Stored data
## begin
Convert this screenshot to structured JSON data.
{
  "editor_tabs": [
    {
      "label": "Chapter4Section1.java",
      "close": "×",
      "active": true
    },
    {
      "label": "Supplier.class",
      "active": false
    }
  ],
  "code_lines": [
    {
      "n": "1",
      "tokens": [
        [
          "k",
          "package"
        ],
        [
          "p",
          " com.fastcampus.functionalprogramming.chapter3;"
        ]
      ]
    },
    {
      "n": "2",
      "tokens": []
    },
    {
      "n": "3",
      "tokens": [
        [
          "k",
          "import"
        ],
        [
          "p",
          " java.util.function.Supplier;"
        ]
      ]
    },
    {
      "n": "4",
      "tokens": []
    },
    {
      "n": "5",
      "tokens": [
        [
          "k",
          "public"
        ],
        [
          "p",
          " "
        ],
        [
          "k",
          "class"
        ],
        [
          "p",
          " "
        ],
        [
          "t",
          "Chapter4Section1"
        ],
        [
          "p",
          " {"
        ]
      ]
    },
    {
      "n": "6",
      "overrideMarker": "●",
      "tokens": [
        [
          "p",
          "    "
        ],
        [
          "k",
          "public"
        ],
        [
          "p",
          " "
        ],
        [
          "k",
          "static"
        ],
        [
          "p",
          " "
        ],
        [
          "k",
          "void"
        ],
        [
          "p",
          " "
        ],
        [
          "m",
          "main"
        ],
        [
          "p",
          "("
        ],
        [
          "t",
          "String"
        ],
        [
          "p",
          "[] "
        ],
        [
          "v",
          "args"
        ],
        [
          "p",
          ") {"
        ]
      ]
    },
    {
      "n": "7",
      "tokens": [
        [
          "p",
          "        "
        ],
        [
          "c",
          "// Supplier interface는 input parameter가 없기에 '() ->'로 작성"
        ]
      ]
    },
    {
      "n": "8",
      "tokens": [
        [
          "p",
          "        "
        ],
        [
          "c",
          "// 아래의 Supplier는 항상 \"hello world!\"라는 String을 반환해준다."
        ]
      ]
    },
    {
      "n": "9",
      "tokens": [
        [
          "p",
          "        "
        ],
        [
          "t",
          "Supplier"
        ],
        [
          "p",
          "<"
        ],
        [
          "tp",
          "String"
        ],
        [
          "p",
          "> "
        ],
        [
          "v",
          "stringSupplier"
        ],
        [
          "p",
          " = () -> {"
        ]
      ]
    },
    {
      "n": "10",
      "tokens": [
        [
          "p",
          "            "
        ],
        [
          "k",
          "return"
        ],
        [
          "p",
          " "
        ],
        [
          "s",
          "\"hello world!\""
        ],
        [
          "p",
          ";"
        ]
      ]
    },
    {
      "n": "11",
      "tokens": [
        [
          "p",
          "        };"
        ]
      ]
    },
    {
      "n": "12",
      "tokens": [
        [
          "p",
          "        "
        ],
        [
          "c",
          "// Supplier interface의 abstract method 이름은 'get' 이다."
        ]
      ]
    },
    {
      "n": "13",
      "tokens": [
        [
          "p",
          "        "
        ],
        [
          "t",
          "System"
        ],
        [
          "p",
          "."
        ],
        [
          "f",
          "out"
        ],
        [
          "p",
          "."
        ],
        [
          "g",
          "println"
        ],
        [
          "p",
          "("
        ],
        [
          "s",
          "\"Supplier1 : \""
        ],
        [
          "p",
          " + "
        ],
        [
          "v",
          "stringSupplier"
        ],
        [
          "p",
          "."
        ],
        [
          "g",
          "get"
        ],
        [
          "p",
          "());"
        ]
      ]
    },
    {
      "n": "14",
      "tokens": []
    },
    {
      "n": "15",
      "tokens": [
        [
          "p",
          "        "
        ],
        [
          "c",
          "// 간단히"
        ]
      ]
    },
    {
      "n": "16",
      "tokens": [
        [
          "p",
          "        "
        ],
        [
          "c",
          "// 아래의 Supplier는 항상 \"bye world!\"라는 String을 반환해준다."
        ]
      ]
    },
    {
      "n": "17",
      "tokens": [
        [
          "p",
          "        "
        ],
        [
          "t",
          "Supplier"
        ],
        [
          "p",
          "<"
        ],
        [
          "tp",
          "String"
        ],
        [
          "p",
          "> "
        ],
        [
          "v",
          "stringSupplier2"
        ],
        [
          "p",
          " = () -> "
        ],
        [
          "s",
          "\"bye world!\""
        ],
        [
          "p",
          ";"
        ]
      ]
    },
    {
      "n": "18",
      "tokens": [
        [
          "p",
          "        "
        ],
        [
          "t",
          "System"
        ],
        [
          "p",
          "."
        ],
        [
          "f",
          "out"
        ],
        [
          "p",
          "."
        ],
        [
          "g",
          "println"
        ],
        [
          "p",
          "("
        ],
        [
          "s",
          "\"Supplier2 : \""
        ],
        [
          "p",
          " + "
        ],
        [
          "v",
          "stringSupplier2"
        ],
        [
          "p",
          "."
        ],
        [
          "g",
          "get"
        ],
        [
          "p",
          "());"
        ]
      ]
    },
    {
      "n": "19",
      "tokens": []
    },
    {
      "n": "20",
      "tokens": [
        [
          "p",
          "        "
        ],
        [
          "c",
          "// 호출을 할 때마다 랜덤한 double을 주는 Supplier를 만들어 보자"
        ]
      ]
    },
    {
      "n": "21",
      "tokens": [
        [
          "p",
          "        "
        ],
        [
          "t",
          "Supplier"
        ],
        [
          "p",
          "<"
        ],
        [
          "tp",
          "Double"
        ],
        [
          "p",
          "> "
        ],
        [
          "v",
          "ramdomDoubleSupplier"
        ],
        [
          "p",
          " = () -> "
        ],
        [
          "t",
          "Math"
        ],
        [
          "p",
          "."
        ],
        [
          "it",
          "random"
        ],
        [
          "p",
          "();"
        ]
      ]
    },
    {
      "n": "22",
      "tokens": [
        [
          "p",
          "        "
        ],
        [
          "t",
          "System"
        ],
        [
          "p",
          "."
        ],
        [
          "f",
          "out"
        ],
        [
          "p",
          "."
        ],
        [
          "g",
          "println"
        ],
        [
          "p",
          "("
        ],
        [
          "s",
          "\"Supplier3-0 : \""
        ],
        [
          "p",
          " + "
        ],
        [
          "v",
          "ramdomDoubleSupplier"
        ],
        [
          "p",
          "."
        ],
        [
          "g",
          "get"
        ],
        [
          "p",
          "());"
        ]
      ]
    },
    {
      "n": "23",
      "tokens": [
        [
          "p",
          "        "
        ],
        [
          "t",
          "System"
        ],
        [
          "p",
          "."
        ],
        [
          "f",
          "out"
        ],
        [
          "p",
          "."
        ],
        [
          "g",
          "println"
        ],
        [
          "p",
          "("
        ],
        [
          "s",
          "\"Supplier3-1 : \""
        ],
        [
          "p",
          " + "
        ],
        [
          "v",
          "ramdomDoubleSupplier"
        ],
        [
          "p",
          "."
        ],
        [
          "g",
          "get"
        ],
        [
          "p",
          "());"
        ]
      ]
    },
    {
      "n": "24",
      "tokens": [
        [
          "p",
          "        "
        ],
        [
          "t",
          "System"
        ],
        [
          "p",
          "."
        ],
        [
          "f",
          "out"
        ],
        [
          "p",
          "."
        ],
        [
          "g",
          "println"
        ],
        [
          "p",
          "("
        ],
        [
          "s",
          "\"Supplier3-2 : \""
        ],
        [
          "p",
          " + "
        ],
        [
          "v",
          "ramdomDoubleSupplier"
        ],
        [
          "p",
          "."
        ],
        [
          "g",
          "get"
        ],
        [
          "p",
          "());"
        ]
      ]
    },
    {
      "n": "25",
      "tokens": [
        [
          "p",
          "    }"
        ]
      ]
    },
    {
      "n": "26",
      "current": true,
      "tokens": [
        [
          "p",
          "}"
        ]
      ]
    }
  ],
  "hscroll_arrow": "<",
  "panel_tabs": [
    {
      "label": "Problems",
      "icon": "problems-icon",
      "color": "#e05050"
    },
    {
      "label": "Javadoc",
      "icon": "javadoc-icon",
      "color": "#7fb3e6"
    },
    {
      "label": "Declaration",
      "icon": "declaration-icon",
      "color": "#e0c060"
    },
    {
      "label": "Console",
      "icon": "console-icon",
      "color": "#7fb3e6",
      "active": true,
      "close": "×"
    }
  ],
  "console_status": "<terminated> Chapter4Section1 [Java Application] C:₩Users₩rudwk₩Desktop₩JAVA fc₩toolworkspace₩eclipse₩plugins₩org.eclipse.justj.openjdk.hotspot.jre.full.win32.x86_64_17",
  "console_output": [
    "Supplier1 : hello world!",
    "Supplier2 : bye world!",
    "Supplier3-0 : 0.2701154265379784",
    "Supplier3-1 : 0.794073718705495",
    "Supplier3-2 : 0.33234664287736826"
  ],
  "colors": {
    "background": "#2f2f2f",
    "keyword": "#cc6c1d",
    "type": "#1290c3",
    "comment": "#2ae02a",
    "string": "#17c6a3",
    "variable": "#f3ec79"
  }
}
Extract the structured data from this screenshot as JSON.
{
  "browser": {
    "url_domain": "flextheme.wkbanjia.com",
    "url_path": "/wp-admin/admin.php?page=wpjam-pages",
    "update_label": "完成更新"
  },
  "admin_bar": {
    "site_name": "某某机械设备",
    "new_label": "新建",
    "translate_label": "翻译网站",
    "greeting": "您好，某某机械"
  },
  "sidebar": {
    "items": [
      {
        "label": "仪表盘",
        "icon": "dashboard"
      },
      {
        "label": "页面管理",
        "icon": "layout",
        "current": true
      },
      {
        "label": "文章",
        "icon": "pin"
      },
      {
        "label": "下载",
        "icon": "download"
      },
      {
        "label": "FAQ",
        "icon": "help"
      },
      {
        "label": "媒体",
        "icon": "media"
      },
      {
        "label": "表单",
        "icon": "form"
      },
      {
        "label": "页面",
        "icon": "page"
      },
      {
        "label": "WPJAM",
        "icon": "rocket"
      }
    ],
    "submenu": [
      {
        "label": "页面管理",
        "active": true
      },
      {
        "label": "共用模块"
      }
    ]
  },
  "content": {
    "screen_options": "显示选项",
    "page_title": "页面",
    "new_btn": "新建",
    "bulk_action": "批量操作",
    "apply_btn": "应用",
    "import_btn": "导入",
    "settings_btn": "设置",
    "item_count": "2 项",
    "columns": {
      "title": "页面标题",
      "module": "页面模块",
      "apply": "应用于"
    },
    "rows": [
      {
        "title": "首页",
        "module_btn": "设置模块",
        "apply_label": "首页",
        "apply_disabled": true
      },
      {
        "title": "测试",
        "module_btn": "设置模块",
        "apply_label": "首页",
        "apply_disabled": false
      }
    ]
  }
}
## end
**PROBLEM TO WORK ON**
Quote, word for word, every line starting at the one that contains "Extract the structured" and ending with the final line of the entries.

**REPLY TO THE TASK**
Extract the structured data from this screenshot as JSON.
{
  "browser": {
    "url_domain": "flextheme.wkbanjia.com",
    "url_path": "/wp-admin/admin.php?page=wpjam-pages",
    "update_label": "完成更新"
  },
  "admin_bar": {
    "site_name": "某某机械设备",
    "new_label": "新建",
    "translate_label": "翻译网站",
    "greeting": "您好，某某机械"
  },
  "sidebar": {
    "items": [
      {
        "label": "仪表盘",
        "icon": "dashboard"
      },
      {
        "label": "页面管理",
        "icon": "layout",
        "current": true
      },
      {
        "label": "文章",
        "icon": "pin"
      },
      {
        "label": "下载",
        "icon": "download"
      },
      {
        "label": "FAQ",
        "icon": "help"
      },
      {
        "label": "媒体",
        "icon": "media"
      },
      {
        "label": "表单",
        "icon": "form"
      },
      {
        "label": "页面",
        "icon": "page"
      },
      {
        "label": "WPJAM",
        "icon": "rocket"
      }
    ],
    "submenu": [
      {
        "label": "页面管理",
        "active": true
      },
      {
        "label": "共用模块"
      }
    ]
  },
  "content": {
    "screen_options": "显示选项",
    "page_title": "页面",
    "new_btn": "新建",
    "bulk_action": "批量操作",
    "apply_btn": "应用",
    "import_btn": "导入",
    "settings_btn": "设置",
    "item_count": "2 项",
    "columns": {
      "title": "页面标题",
      "module": "页面模块",
      "apply": "应用于"
    },
    "rows": [
      {
        "title": "首页",
        "module_btn": "设置模块",
        "apply_label": "首页",
        "apply_disabled": true
      },
      {
        "title": "测试",
        "module_btn": "设置模块",
        "apply_label": "首页",
        "apply_disabled": false
      }
    ]
  }
}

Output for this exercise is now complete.